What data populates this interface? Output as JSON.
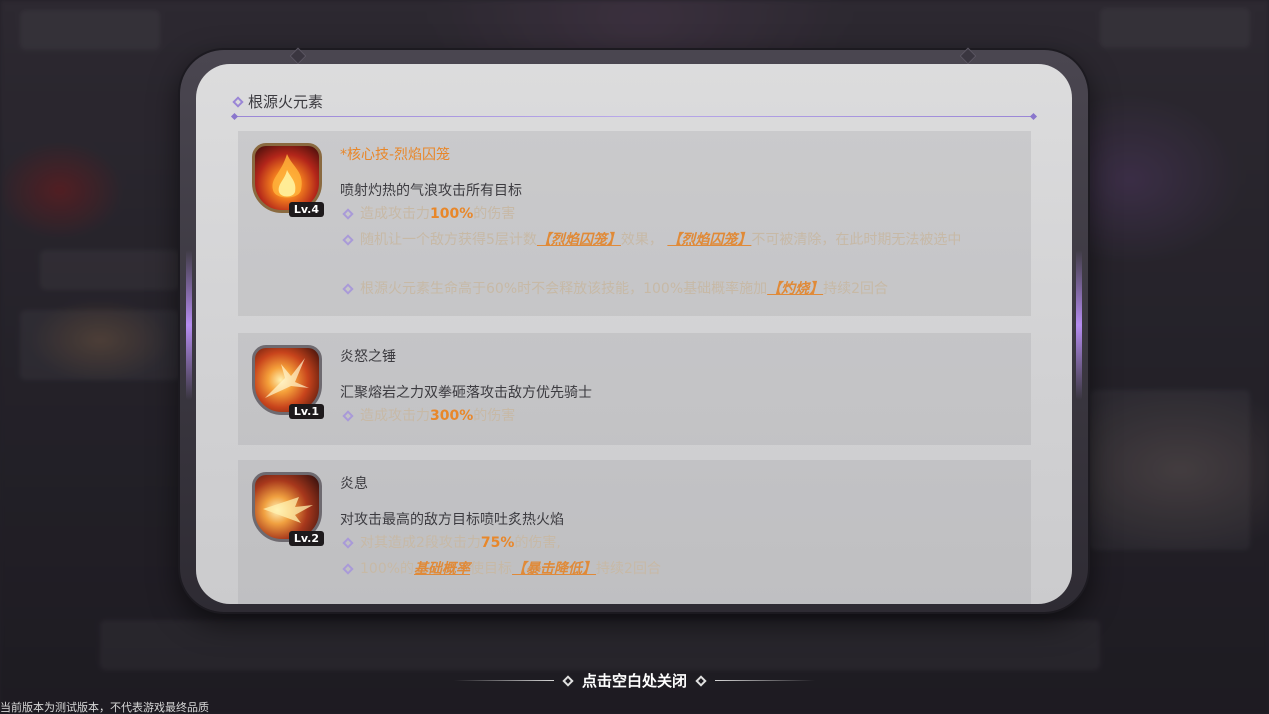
{
  "panel": {
    "title": "根源火元素"
  },
  "skills": [
    {
      "name": "*核心技-烈焰囚笼",
      "level": "Lv.4",
      "desc": "喷射灼热的气浪攻击所有目标",
      "effects": {
        "e1_pre": "造成攻击力",
        "e1_hl": "100%",
        "e1_post": "的伤害",
        "e2_pre": "随机让一个敌方获得5层计数",
        "e2_tag1": "【烈焰囚笼】",
        "e2_mid": "效果，",
        "e2_tag2": "【烈焰囚笼】",
        "e2_post": "不可被清除，在此时期无法被选中",
        "e3_pre": "根源火元素生命高于60%时不会释放该技能，100%基础概率施加",
        "e3_tag": "【灼烧】",
        "e3_post": "持续2回合"
      }
    },
    {
      "name": "炎怒之锤",
      "level": "Lv.1",
      "desc": "汇聚熔岩之力双拳砸落攻击敌方优先骑士",
      "effects": {
        "e1_pre": "造成攻击力",
        "e1_hl": "300%",
        "e1_post": "的伤害"
      }
    },
    {
      "name": "炎息",
      "level": "Lv.2",
      "desc": "对攻击最高的敌方目标喷吐炙热火焰",
      "effects": {
        "e1_pre": "对其造成2段攻击力",
        "e1_hl": "75%",
        "e1_post": "的伤害,",
        "e2_pre": "100%的",
        "e2_tag1": "基础概率",
        "e2_mid": "使目标",
        "e2_tag2": "【暴击降低】",
        "e2_post": "持续2回合"
      }
    }
  ],
  "close_hint": "点击空白处关闭",
  "footer_note": "当前版本为测试版本，不代表游戏最终品质"
}
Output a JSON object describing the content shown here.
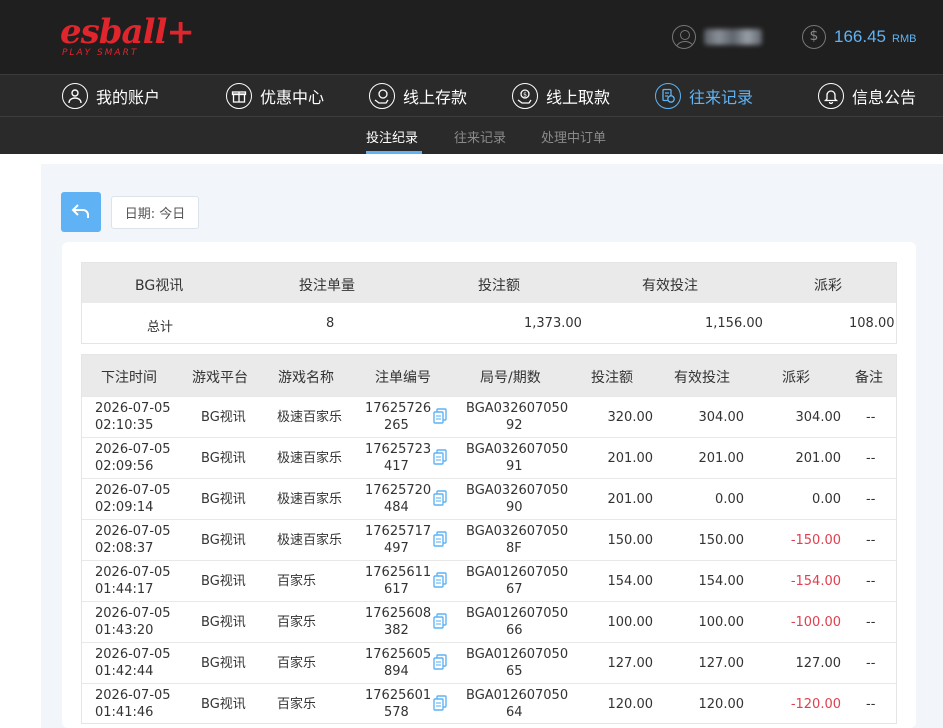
{
  "header": {
    "logo_text": "esball+",
    "logo_tagline": "PLAY SMART",
    "balance": "166.45",
    "currency": "RMB"
  },
  "colors": {
    "accent": "#5fb3f4",
    "brand": "#e0252c",
    "negative": "#e0404f",
    "header_bg": "#1f1f1f"
  },
  "nav": [
    {
      "label": "我的账户",
      "icon": "user-circle-icon"
    },
    {
      "label": "优惠中心",
      "icon": "gift-icon"
    },
    {
      "label": "线上存款",
      "icon": "deposit-icon"
    },
    {
      "label": "线上取款",
      "icon": "withdraw-icon"
    },
    {
      "label": "往来记录",
      "icon": "records-icon",
      "active": true
    },
    {
      "label": "信息公告",
      "icon": "bell-icon"
    }
  ],
  "subnav": [
    {
      "label": "投注纪录",
      "active": true
    },
    {
      "label": "往来记录"
    },
    {
      "label": "处理中订单"
    }
  ],
  "filter": {
    "date_label": "日期: 今日"
  },
  "summary": {
    "headers": [
      "BG视讯",
      "投注单量",
      "投注额",
      "有效投注",
      "派彩"
    ],
    "row": [
      "总计",
      "8",
      "1,373.00",
      "1,156.00",
      "108.00"
    ]
  },
  "detail": {
    "headers": [
      "下注时间",
      "游戏平台",
      "游戏名称",
      "注单编号",
      "局号/期数",
      "投注额",
      "有效投注",
      "派彩",
      "备注"
    ],
    "rows": [
      {
        "date": "2026-07-05",
        "time": "02:10:35",
        "platform": "BG视讯",
        "game": "极速百家乐",
        "id1": "17625726",
        "id2": "265",
        "round1": "BGA032607050",
        "round2": "92",
        "bet": "320.00",
        "valid": "304.00",
        "payout": "304.00",
        "negative": false,
        "note": "--"
      },
      {
        "date": "2026-07-05",
        "time": "02:09:56",
        "platform": "BG视讯",
        "game": "极速百家乐",
        "id1": "17625723",
        "id2": "417",
        "round1": "BGA032607050",
        "round2": "91",
        "bet": "201.00",
        "valid": "201.00",
        "payout": "201.00",
        "negative": false,
        "note": "--"
      },
      {
        "date": "2026-07-05",
        "time": "02:09:14",
        "platform": "BG视讯",
        "game": "极速百家乐",
        "id1": "17625720",
        "id2": "484",
        "round1": "BGA032607050",
        "round2": "90",
        "bet": "201.00",
        "valid": "0.00",
        "payout": "0.00",
        "negative": false,
        "note": "--"
      },
      {
        "date": "2026-07-05",
        "time": "02:08:37",
        "platform": "BG视讯",
        "game": "极速百家乐",
        "id1": "17625717",
        "id2": "497",
        "round1": "BGA032607050",
        "round2": "8F",
        "bet": "150.00",
        "valid": "150.00",
        "payout": "-150.00",
        "negative": true,
        "note": "--"
      },
      {
        "date": "2026-07-05",
        "time": "01:44:17",
        "platform": "BG视讯",
        "game": "百家乐",
        "id1": "17625611",
        "id2": "617",
        "round1": "BGA012607050",
        "round2": "67",
        "bet": "154.00",
        "valid": "154.00",
        "payout": "-154.00",
        "negative": true,
        "note": "--"
      },
      {
        "date": "2026-07-05",
        "time": "01:43:20",
        "platform": "BG视讯",
        "game": "百家乐",
        "id1": "17625608",
        "id2": "382",
        "round1": "BGA012607050",
        "round2": "66",
        "bet": "100.00",
        "valid": "100.00",
        "payout": "-100.00",
        "negative": true,
        "note": "--"
      },
      {
        "date": "2026-07-05",
        "time": "01:42:44",
        "platform": "BG视讯",
        "game": "百家乐",
        "id1": "17625605",
        "id2": "894",
        "round1": "BGA012607050",
        "round2": "65",
        "bet": "127.00",
        "valid": "127.00",
        "payout": "127.00",
        "negative": false,
        "note": "--"
      },
      {
        "date": "2026-07-05",
        "time": "01:41:46",
        "platform": "BG视讯",
        "game": "百家乐",
        "id1": "17625601",
        "id2": "578",
        "round1": "BGA012607050",
        "round2": "64",
        "bet": "120.00",
        "valid": "120.00",
        "payout": "-120.00",
        "negative": true,
        "note": "--"
      }
    ]
  }
}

# # #

Using the records above, select and copy every line that has the word "payout".

**Response to this exercise:**
        "payout": "304.00",
        "payout": "201.00",
        "payout": "0.00",
        "payout": "-150.00",
        "payout": "-154.00",
        "payout": "-100.00",
        "payout": "127.00",
        "payout": "-120.00",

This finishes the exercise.